Extract to read:
In normal times, we would go about the process of filling the gap left by such departures.  The department would conduct a national search, at the end of which we would hire a historian who could begin to fill the shoes of the senior colleague.  While lacking the experience and institutional memory of the person retiring, the new colleague would bring fresh historical perspectives and methods and, over the seven years before coming up for tenure, would hopefully become a vital part of the community of scholars that makes up a university department.

But these are not normal times.  Over the past five years, as colleagues have retired or left for other jobs, they have not been replaced. That means there are whole swaths of the globe, entire historical epochs, for which we have no historian at UWM. Before this year, the department was able to hire part-time, contingent faculty to cover some of these areas.

With the recent round of cuts imposed by the legislature, we cannot afford to hire even poorly paid contingent faculty to cover the widening gaps in our curriculum. What we have then, in many if not most departments, constitutes a skeleton crew: a reduced group of us still staffing the institution, trying to make sure that courses get taught so that students can get educated, complete their programs, and graduate.

What does it mean that my department, like many others at UWM and around the UW system, increasingly lacks the personnel to cover key areas?  Does it mean that popular courses, like those on the history of the Middle East once taught by a colleague who departed for greener pastures three years ago, will go untaught?

Of course not. It means that we will work harder, teach more, develop unfamiliar classes.  Surely this is one of the meanings of “flexibility” as repeatedly intoned by UW President Ray Cross and the Board of Regents: we are stretching, becoming more limber, reaching far out of our fields of expertise and comfort zones to make sure our students get the courses they need. What could be wrong with that?

Information supplied:
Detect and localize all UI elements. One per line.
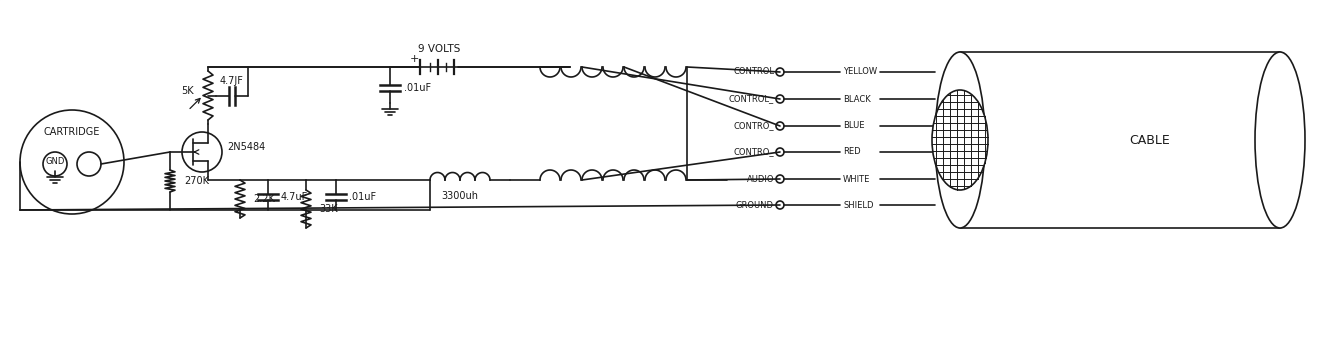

Short exercise: From the text above on the history department's staffing cuts, copy the part from "With the recent" to "programs, and graduate.".

Output for this exercise:
With the recent round of cuts imposed by the legislature, we cannot afford to hire even poorly paid contingent faculty to cover the widening gaps in our curriculum. What we have then, in many if not most departments, constitutes a skeleton crew: a reduced group of us still staffing the institution, trying to make sure that courses get taught so that students can get educated, complete their programs, and graduate.